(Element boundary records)
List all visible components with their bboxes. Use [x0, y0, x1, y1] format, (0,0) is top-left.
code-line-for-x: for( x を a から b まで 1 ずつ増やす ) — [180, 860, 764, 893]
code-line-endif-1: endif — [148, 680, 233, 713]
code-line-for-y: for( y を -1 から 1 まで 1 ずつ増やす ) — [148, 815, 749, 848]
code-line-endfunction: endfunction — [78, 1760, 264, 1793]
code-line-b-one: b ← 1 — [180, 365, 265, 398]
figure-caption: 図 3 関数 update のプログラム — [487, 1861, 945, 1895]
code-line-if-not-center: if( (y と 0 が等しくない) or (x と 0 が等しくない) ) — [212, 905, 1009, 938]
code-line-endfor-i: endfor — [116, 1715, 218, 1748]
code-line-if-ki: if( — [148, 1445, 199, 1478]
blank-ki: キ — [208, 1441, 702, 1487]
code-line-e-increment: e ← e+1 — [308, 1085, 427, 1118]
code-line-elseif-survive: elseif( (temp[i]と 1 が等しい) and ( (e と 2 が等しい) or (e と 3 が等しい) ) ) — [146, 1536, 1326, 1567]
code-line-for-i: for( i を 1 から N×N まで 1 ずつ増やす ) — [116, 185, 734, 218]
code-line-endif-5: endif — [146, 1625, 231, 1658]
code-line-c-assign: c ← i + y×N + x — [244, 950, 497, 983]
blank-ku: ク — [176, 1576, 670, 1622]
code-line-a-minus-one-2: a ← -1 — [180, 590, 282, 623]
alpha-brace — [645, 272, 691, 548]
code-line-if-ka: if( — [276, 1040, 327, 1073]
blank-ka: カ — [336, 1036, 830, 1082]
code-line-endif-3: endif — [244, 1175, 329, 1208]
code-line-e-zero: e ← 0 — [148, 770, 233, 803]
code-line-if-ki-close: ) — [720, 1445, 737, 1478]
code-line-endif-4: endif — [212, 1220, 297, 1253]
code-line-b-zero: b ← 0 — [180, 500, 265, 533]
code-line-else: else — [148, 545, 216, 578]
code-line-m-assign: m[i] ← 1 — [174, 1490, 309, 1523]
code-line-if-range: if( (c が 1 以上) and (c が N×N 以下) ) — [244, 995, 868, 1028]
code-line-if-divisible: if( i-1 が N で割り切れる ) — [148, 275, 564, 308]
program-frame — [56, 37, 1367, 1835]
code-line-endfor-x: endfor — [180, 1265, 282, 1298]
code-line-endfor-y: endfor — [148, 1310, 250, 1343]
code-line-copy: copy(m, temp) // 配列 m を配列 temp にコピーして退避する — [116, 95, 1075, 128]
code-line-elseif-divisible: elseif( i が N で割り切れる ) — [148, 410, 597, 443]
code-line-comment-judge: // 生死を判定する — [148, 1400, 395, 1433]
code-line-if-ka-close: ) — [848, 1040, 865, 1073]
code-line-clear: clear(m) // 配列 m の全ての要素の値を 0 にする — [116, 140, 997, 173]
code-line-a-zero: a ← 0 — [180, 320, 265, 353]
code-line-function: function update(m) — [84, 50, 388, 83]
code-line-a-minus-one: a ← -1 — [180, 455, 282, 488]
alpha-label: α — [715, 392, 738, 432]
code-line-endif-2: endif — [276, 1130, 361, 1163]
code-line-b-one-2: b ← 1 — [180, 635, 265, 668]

...

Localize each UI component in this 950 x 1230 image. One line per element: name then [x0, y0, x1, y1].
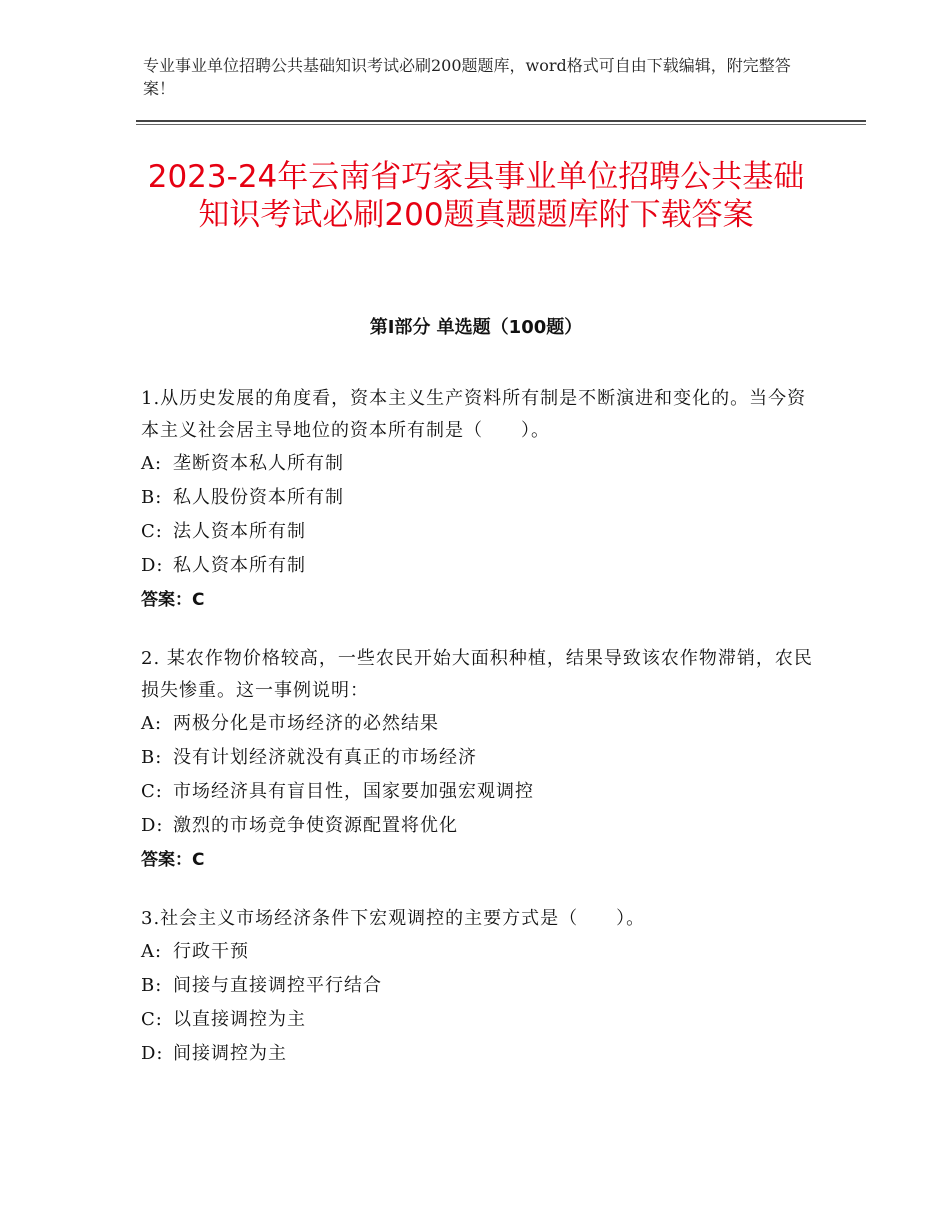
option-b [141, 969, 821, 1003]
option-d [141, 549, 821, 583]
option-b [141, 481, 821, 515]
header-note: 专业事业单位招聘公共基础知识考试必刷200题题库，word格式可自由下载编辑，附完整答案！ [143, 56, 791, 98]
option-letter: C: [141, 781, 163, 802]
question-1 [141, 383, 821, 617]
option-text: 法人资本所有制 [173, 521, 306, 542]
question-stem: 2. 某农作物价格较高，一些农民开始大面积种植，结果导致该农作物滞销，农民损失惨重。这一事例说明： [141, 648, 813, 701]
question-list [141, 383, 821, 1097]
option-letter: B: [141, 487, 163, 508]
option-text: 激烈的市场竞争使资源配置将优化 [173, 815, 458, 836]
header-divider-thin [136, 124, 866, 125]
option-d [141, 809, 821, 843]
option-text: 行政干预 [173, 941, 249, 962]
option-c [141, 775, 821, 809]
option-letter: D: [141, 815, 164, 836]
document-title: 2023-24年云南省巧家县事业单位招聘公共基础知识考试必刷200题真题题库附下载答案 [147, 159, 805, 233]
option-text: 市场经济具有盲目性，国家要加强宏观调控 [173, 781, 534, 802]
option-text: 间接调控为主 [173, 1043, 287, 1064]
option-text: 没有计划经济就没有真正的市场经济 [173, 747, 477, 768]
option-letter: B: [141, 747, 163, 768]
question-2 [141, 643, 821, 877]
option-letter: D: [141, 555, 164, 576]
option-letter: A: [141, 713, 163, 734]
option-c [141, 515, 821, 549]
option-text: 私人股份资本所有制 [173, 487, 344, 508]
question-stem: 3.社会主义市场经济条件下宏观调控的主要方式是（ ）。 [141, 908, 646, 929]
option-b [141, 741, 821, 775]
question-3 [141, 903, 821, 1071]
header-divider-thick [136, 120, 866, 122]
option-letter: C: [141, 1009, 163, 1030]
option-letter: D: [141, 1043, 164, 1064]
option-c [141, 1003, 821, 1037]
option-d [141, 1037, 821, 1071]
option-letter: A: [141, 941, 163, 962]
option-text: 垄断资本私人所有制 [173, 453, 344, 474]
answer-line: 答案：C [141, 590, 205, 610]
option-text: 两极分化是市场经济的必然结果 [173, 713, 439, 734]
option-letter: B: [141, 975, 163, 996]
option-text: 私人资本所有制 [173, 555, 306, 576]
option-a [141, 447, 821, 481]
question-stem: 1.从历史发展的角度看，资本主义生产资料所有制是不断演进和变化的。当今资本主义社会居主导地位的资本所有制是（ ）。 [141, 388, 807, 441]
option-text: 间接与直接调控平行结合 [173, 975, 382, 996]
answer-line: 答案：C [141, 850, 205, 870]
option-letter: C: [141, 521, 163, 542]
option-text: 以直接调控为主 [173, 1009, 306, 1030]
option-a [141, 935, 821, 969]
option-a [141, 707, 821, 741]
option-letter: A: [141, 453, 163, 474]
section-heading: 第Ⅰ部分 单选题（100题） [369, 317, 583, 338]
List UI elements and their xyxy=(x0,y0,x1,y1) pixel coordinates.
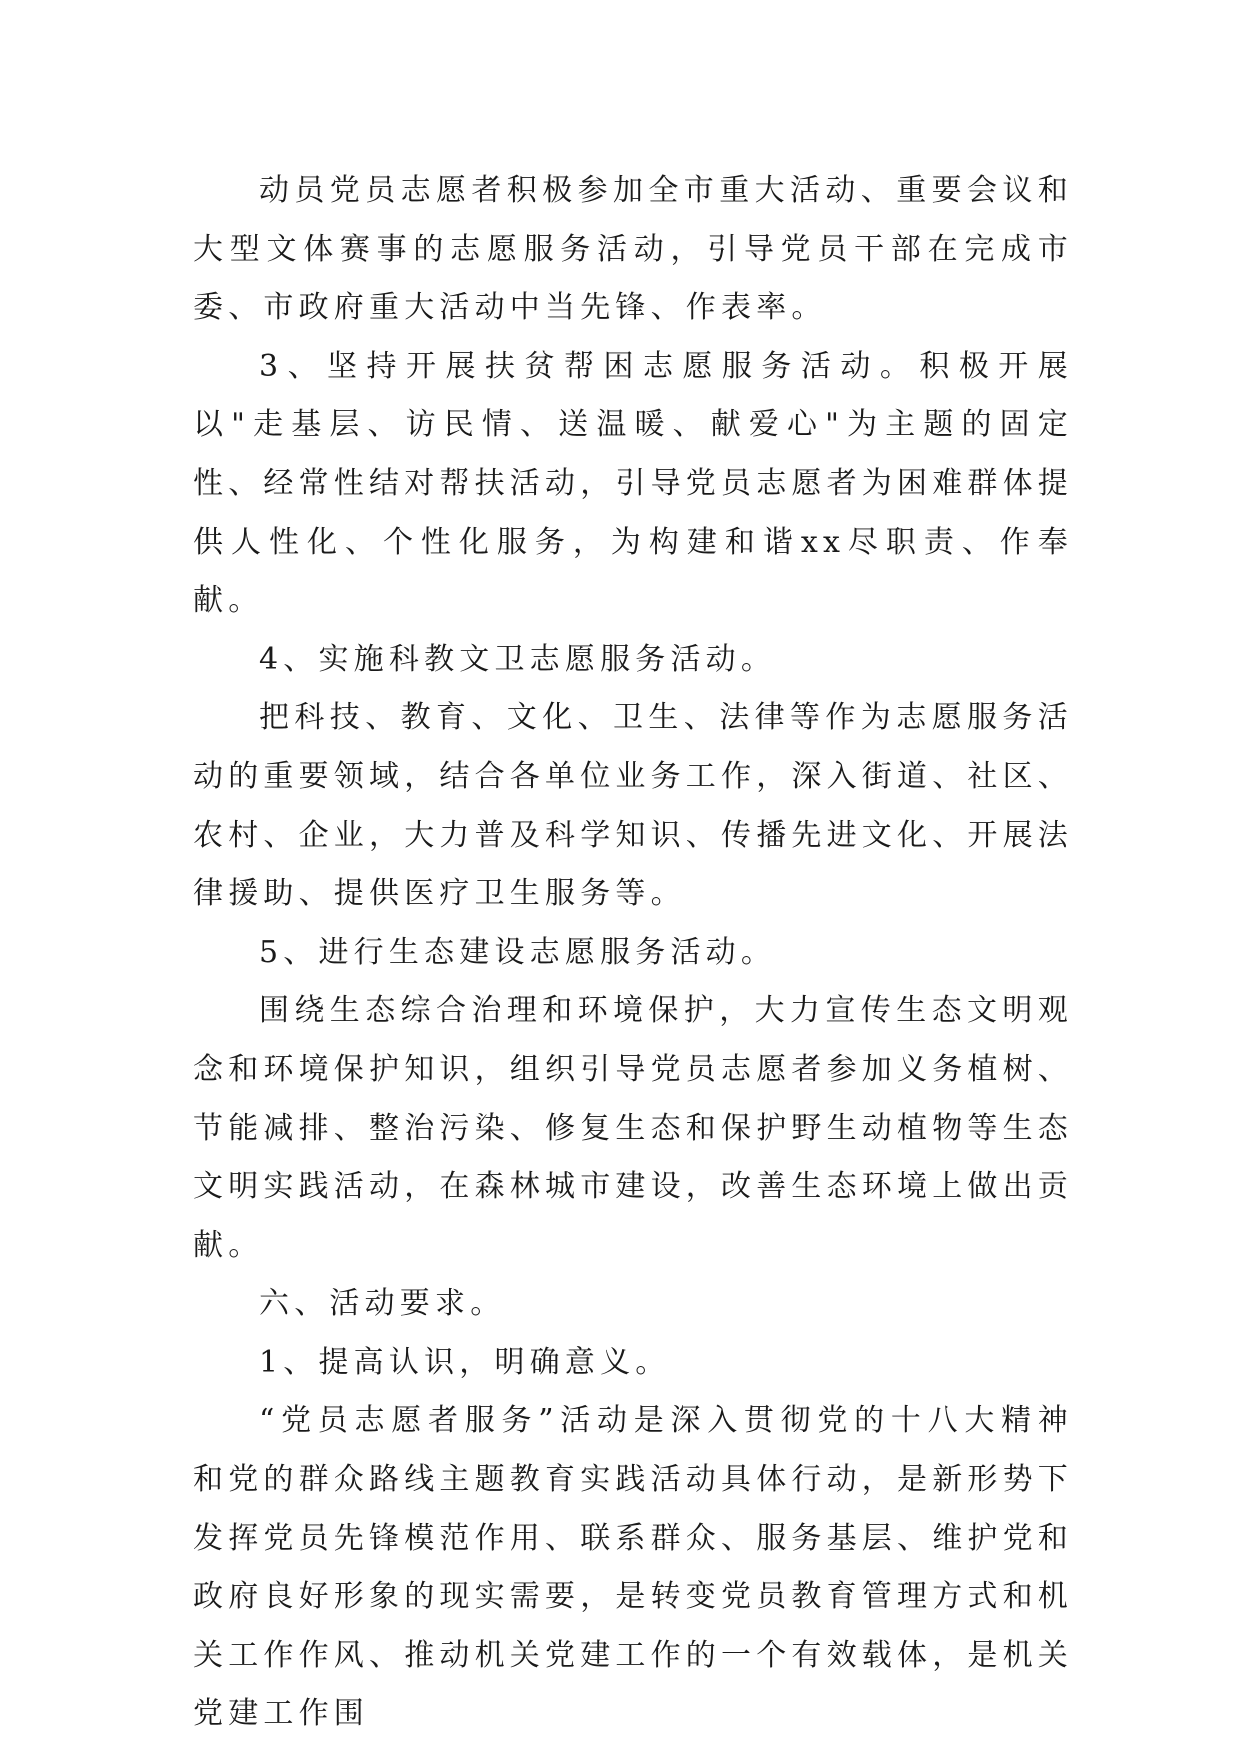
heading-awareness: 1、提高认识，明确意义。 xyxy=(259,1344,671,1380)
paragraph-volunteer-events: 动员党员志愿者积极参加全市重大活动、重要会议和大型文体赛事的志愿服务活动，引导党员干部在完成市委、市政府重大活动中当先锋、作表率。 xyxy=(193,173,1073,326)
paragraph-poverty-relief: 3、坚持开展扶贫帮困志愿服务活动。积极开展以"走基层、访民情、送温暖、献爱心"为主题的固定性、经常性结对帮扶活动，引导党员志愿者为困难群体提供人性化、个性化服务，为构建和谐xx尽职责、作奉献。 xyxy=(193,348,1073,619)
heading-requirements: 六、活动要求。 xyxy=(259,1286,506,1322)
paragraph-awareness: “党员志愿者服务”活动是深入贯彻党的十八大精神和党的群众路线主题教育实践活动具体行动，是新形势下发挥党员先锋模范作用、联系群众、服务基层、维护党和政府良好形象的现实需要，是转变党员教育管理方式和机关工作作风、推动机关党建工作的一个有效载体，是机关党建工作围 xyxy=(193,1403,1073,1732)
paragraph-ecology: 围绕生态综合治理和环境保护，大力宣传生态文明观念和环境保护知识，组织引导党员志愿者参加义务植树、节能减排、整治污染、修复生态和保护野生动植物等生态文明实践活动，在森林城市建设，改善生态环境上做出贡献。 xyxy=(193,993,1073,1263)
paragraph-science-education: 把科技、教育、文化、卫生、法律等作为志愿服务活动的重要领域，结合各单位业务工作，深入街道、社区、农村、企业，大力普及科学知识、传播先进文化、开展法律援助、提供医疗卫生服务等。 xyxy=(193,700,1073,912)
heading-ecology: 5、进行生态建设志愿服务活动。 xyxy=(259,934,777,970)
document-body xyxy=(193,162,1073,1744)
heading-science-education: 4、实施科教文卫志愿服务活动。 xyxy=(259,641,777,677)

...

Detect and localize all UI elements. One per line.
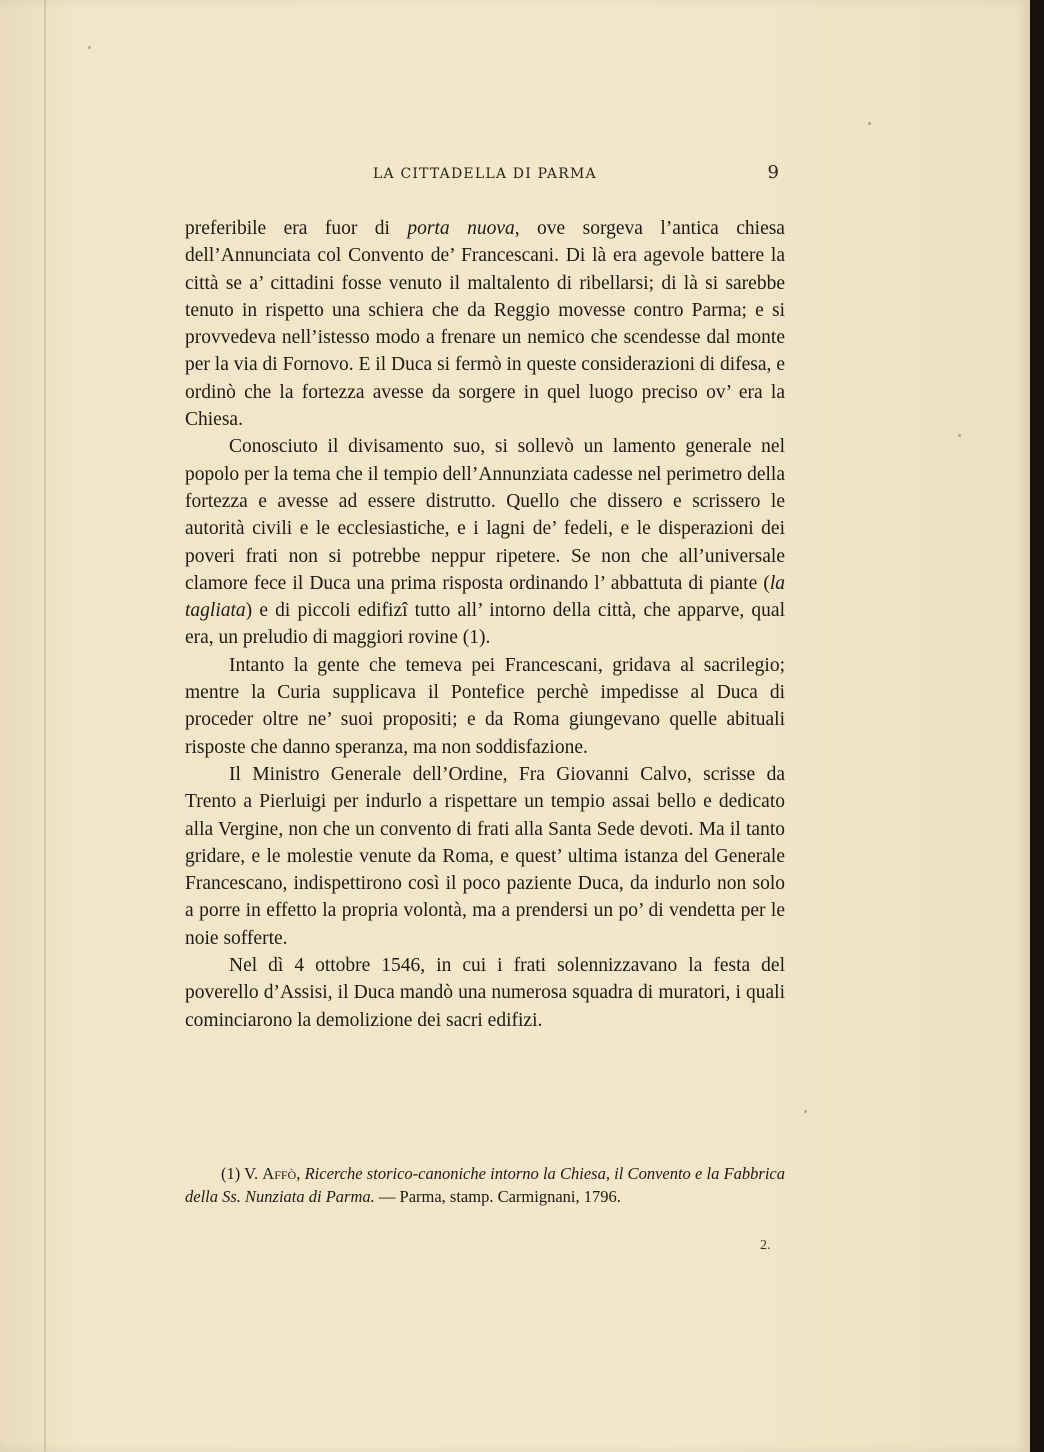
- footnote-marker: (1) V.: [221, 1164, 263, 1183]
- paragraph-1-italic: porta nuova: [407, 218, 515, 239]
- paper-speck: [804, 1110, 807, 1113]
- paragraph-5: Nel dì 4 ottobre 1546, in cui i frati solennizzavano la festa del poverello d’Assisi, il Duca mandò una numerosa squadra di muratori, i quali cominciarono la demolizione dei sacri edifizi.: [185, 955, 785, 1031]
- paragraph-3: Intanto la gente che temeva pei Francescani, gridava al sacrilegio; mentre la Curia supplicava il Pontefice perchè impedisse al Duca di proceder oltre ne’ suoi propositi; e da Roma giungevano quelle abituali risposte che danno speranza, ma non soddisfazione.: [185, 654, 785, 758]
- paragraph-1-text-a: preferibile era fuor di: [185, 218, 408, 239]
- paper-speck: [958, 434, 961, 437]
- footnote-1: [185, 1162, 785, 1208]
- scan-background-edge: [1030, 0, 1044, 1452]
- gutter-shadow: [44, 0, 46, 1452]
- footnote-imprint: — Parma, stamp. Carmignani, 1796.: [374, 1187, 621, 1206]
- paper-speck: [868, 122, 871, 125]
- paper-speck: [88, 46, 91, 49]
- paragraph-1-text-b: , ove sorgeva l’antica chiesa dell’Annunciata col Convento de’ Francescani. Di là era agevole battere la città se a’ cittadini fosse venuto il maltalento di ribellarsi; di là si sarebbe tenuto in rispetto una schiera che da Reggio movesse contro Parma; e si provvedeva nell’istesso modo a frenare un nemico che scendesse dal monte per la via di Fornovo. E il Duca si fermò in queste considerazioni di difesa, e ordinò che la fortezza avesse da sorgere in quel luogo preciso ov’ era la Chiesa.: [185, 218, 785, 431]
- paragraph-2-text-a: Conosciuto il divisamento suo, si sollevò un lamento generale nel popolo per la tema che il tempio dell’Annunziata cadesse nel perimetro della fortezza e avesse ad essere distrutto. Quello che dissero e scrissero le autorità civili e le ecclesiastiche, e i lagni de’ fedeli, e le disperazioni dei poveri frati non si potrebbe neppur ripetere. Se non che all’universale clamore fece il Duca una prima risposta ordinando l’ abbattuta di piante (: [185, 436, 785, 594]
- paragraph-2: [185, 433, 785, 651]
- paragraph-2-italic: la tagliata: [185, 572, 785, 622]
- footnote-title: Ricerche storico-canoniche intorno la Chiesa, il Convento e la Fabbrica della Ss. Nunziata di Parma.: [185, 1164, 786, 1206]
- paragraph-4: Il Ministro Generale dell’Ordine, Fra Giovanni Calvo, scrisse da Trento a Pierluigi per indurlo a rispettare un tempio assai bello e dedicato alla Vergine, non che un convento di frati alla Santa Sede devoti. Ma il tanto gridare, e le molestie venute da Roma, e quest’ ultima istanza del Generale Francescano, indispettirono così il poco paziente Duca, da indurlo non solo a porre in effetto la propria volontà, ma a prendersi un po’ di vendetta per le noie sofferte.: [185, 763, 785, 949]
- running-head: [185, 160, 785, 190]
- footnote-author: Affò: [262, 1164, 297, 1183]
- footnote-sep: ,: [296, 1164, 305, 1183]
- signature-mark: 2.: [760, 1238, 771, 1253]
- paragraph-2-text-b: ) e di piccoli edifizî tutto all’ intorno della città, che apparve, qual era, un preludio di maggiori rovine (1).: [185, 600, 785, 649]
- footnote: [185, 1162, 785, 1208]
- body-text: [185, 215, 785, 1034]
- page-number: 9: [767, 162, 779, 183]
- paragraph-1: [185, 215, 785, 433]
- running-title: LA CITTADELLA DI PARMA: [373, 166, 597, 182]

#### [Task details]
From the data above, extract every line that contains the string "elements" and copy each one in full.

#### [Response]
List UI elements and their xyxy=(x0,y0,x1,y1) pixel coordinates.
Detect and localize all UI elements. One per line.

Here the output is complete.